═══ Dataset entries ═══
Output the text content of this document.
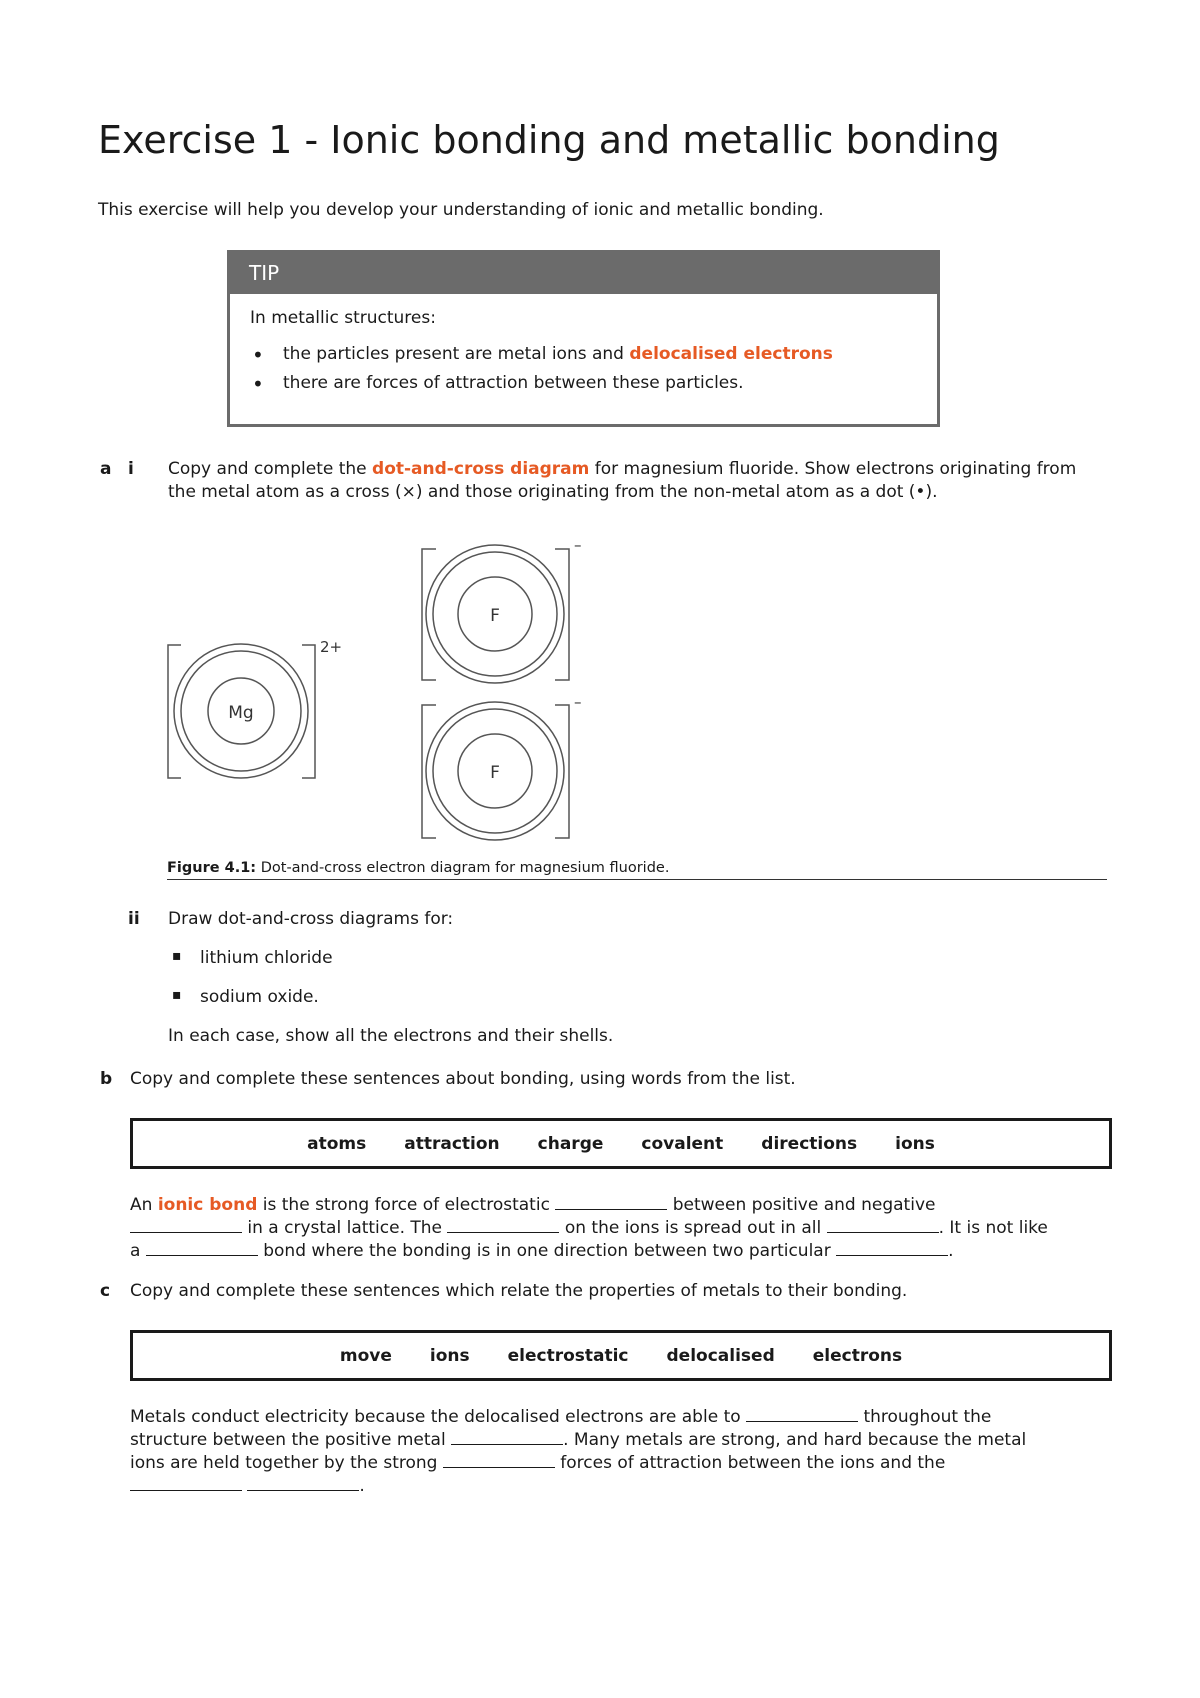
Exercise 1 - Ionic bonding and metallic bonding
This exercise will help you develop your understanding of ionic and metallic bonding.
TIP

In metallic structures:

• the particles present are metal ions and delocalised electrons
• there are forces of attraction between these particles.
a i Copy and complete the dot-and-cross diagram for magnesium fluoride. Show electrons originating from the metal atom as a cross (×) and those originating from the non-metal atom as a dot (•).
Mg
2+
F
–
F
–
Figure 4.1: Dot-and-cross electron diagram for magnesium fluoride.
ii Draw dot-and-cross diagrams for:
▪ lithium chloride
▪ sodium oxide.
In each case, show all the electrons and their shells.
b Copy and complete these sentences about bonding, using words from the list.
atoms attraction charge covalent directions ions
An ionic bond is the strong force of electrostatic	between positive and negative
in a crystal lattice. The	on the ions is spread out in all	. It is not like
a	bond where the bonding is in one direction between two particular	.
c Copy and complete these sentences which relate the properties of metals to their bonding.
move ions electrostatic delocalised electrons
Metals conduct electricity because the delocalised electrons are able to	throughout the
structure between the positive metal	. Many metals are strong, and hard because the metal
ions are held together by the strong	forces of attraction between the ions and the
.
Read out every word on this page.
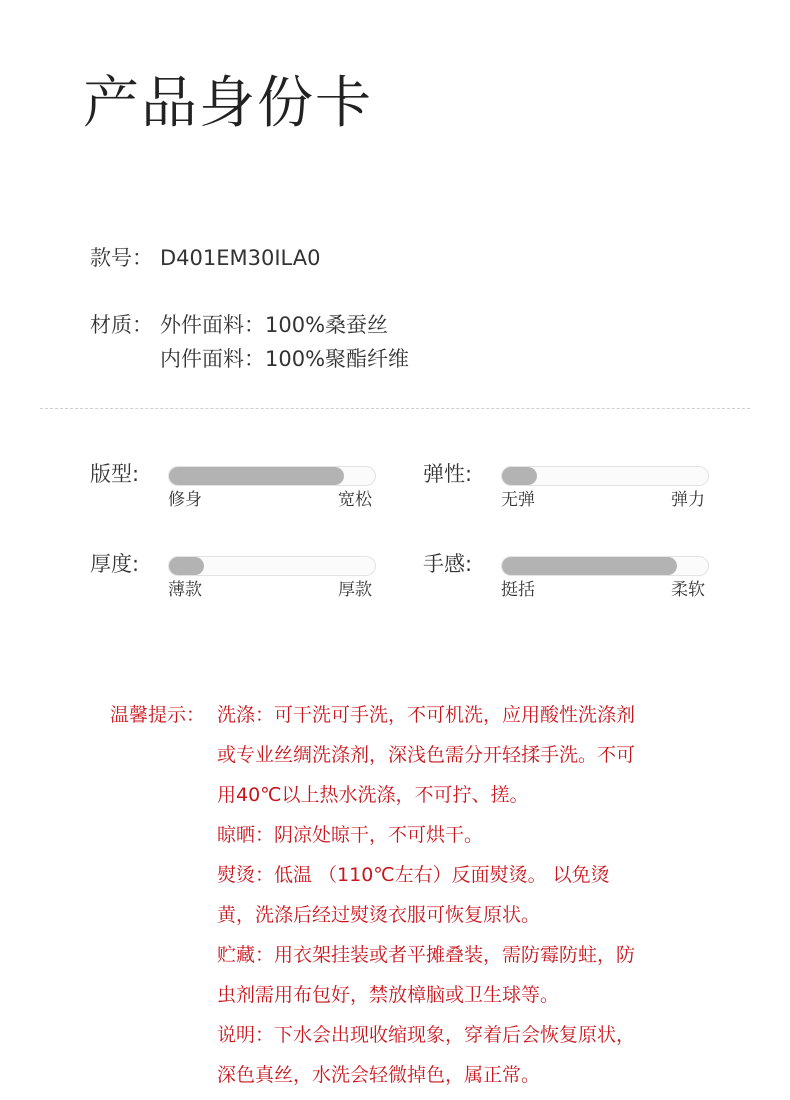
产品身份卡
款号： D401EM30ILA0
材质： 外件面料：100%桑蚕丝
内件面料：100%聚酯纤维
版型:
修身	宽松
弹性:
无弹	弹力
厚度:
薄款	厚款
手感:
挺括	柔软
温馨提示： 洗涤：可干洗可手洗，不可机洗，应用酸性洗涤剂
或专业丝绸洗涤剂，深浅色需分开轻揉手洗。不可
用40℃以上热水洗涤，不可拧、搓。
晾晒：阴凉处晾干，不可烘干。
熨烫：低温 （110℃左右）反面熨烫。 以免烫
黄，洗涤后经过熨烫衣服可恢复原状。
贮藏：用衣架挂装或者平摊叠装，需防霉防蛀，防
虫剂需用布包好，禁放樟脑或卫生球等。
说明：下水会出现收缩现象，穿着后会恢复原状，
深色真丝，水洗会轻微掉色，属正常。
═══
Omit the pictures. Transcribe every record exactly.

■ Finished exercise ■
Output the text content of this document.
Exercise 1 - Ionic bonding and metallic bonding
This exercise will help you develop your understanding of ionic and metallic bonding.
TIP

In metallic structures:

• the particles present are metal ions and delocalised electrons
• there are forces of attraction between these particles.
a i Copy and complete the dot-and-cross diagram for magnesium fluoride. Show electrons originating from the metal atom as a cross (×) and those originating from the non-metal atom as a dot (•).
Mg
2+
F
–
F
–
Figure 4.1: Dot-and-cross electron diagram for magnesium fluoride.
ii Draw dot-and-cross diagrams for:
▪ lithium chloride
▪ sodium oxide.
In each case, show all the electrons and their shells.
b Copy and complete these sentences about bonding, using words from the list.
atoms attraction charge covalent directions ions
An ionic bond is the strong force of electrostatic	between positive and negative
in a crystal lattice. The	on the ions is spread out in all	. It is not like
a	bond where the bonding is in one direction between two particular	.
c Copy and complete these sentences which relate the properties of metals to their bonding.
move ions electrostatic delocalised electrons
Metals conduct electricity because the delocalised electrons are able to	throughout the
structure between the positive metal	. Many metals are strong, and hard because the metal
ions are held together by the strong	forces of attraction between the ions and the
.
Read out every word on this page.
产品身份卡
款号： D401EM30ILA0
材质： 外件面料：100%桑蚕丝
内件面料：100%聚酯纤维
版型:
修身	宽松
弹性:
无弹	弹力
厚度:
薄款	厚款
手感:
挺括	柔软
温馨提示： 洗涤：可干洗可手洗，不可机洗，应用酸性洗涤剂
或专业丝绸洗涤剂，深浅色需分开轻揉手洗。不可
用40℃以上热水洗涤，不可拧、搓。
晾晒：阴凉处晾干，不可烘干。
熨烫：低温 （110℃左右）反面熨烫。 以免烫
黄，洗涤后经过熨烫衣服可恢复原状。
贮藏：用衣架挂装或者平摊叠装，需防霉防蛀，防
虫剂需用布包好，禁放樟脑或卫生球等。
说明：下水会出现收缩现象，穿着后会恢复原状，
深色真丝，水洗会轻微掉色，属正常。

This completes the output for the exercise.